Output an exact reproduction of the data.

• MATERIAL:
▽
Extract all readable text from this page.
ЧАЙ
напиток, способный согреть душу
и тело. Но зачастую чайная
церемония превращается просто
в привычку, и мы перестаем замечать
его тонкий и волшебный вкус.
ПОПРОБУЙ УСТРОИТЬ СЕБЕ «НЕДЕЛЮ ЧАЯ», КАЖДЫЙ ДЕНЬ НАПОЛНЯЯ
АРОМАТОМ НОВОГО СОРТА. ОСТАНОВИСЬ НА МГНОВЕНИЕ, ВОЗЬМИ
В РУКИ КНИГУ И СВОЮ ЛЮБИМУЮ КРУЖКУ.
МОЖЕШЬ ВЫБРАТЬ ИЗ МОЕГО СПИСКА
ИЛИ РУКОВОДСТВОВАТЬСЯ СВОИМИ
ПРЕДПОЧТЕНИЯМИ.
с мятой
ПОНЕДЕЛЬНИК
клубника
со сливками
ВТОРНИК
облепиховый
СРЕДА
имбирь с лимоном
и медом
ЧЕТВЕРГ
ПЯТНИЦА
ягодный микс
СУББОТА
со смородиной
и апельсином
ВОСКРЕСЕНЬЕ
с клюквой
△
• WRITTEN RESPONSE:
Extract all readable text from this page.
ЧАЙ
напиток, способный согреть душу
и тело. Но зачастую чайная
церемония превращается просто
в привычку, и мы перестаем замечать
его тонкий и волшебный вкус.
ПОПРОБУЙ УСТРОИТЬ СЕБЕ «НЕДЕЛЮ ЧАЯ», КАЖДЫЙ ДЕНЬ НАПОЛНЯЯ
АРОМАТОМ НОВОГО СОРТА. ОСТАНОВИСЬ НА МГНОВЕНИЕ, ВОЗЬМИ
В РУКИ КНИГУ И СВОЮ ЛЮБИМУЮ КРУЖКУ.
МОЖЕШЬ ВЫБРАТЬ ИЗ МОЕГО СПИСКА
ИЛИ РУКОВОДСТВОВАТЬСЯ СВОИМИ
ПРЕДПОЧТЕНИЯМИ.
с мятой
ПОНЕДЕЛЬНИК
клубника
со сливками
ВТОРНИК
облепиховый
СРЕДА
имбирь с лимоном
и медом
ЧЕТВЕРГ
ПЯТНИЦА
ягодный микс
СУББОТА
со смородиной
и апельсином
ВОСКРЕСЕНЬЕ
с клюквой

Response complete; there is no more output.